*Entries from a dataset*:
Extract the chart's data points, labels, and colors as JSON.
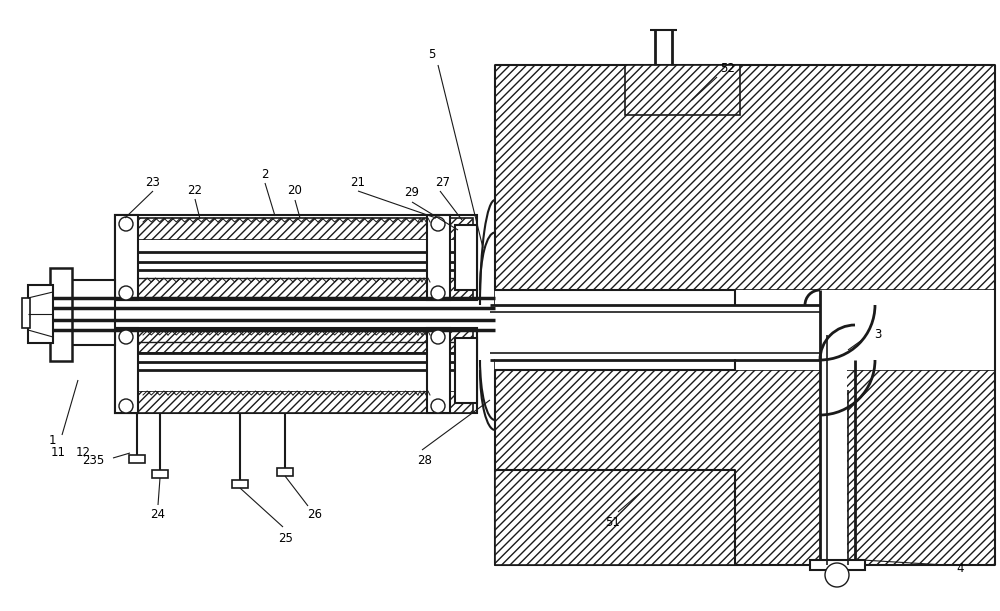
{
  "bg_color": "#ffffff",
  "lc": "#1a1a1a",
  "fig_width": 10.0,
  "fig_height": 6.11
}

*What you should do*:
From the listing, extract all text exactly as given and drop any picture.

*Finished answer*:
Extract the chart's data points, labels, and colors as JSON.
{
  "bg_color": "#ffffff",
  "lc": "#1a1a1a",
  "fig_width": 10.0,
  "fig_height": 6.11
}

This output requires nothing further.